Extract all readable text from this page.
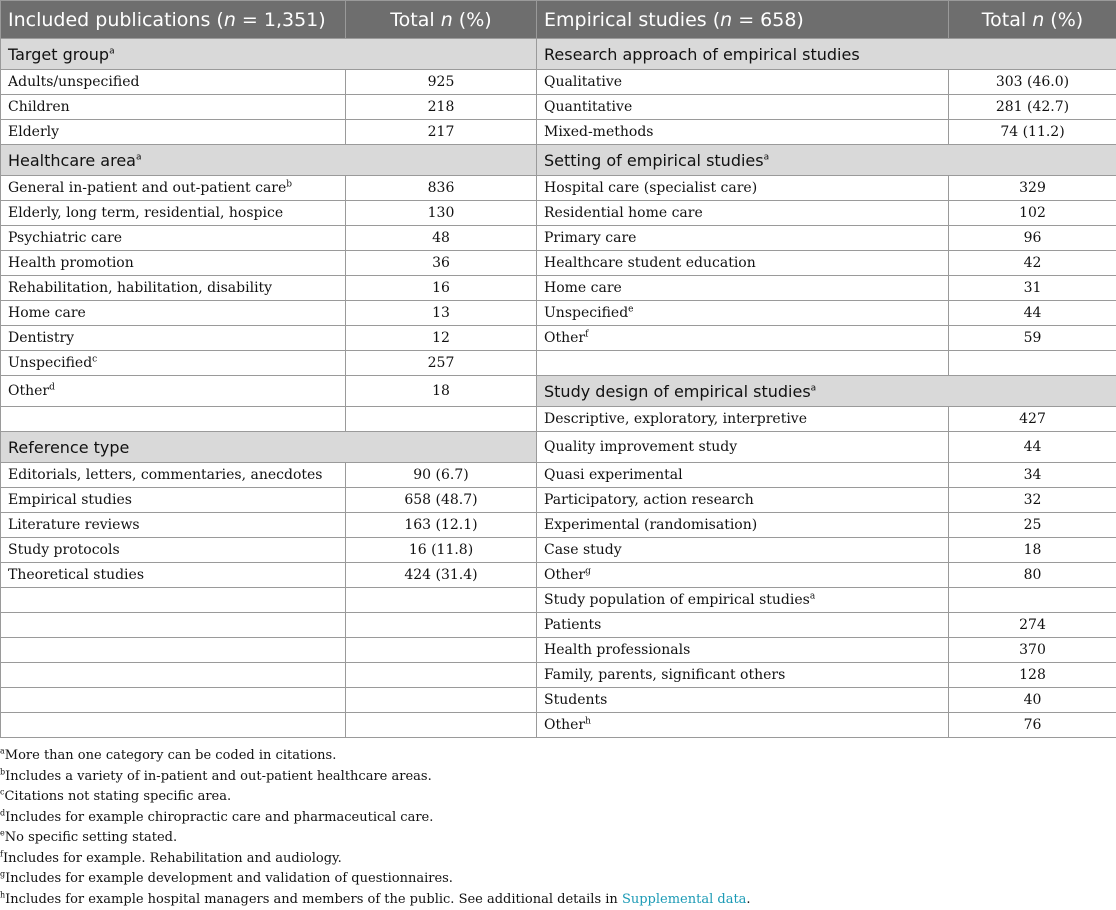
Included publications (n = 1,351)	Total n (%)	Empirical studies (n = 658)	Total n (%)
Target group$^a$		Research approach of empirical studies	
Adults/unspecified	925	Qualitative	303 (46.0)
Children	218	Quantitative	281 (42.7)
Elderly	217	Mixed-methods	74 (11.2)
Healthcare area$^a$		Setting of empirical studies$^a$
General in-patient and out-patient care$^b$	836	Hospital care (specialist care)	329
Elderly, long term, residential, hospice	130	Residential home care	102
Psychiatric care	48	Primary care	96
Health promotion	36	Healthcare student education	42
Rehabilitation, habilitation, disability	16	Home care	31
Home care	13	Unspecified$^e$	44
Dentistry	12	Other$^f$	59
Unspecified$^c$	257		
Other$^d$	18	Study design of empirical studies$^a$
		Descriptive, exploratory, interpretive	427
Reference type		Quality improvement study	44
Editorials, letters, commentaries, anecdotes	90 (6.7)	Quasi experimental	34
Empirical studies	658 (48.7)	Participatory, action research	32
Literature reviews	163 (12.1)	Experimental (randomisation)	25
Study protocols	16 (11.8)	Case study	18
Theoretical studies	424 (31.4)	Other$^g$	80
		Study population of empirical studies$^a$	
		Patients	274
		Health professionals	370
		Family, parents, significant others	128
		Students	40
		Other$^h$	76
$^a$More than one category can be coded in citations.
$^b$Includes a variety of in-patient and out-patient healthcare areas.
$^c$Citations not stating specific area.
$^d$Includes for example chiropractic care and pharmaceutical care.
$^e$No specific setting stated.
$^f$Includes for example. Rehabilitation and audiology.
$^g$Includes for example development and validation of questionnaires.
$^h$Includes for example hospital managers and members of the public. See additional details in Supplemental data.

------------------------------------------------

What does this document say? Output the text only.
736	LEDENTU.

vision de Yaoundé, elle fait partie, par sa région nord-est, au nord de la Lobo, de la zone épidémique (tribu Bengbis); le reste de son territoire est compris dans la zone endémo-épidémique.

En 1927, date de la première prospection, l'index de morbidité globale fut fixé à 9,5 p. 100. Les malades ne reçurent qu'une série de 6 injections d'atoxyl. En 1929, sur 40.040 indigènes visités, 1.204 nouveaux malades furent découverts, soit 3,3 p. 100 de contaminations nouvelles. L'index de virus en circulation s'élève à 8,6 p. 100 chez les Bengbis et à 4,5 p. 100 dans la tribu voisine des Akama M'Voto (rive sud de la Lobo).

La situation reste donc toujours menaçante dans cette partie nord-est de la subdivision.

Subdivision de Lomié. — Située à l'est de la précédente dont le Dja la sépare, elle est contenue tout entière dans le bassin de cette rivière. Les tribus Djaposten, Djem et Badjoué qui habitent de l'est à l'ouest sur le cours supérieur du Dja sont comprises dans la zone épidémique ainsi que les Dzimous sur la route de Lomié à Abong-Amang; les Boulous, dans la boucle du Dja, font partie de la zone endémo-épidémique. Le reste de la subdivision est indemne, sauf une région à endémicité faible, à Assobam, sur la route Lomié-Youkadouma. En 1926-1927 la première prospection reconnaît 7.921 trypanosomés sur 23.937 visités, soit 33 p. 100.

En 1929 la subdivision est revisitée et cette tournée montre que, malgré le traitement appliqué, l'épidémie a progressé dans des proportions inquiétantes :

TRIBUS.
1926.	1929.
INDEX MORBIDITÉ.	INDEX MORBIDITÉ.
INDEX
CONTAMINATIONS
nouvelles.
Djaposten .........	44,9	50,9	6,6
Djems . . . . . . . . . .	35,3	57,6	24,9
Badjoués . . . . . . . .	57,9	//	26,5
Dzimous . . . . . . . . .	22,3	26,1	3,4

------------------------------------------------

### [EXERCISE PROMPT]
Show the lines of the entries that include the string "example", copying each in full.

### [ANSWER TO THE PROBLEM]
$^d$Includes for example chiropractic care and pharmaceutical care.
$^f$Includes for example. Rehabilitation and audiology.
$^g$Includes for example development and validation of questionnaires.
$^h$Includes for example hospital managers and members of the public. See additional details in Supplemental data.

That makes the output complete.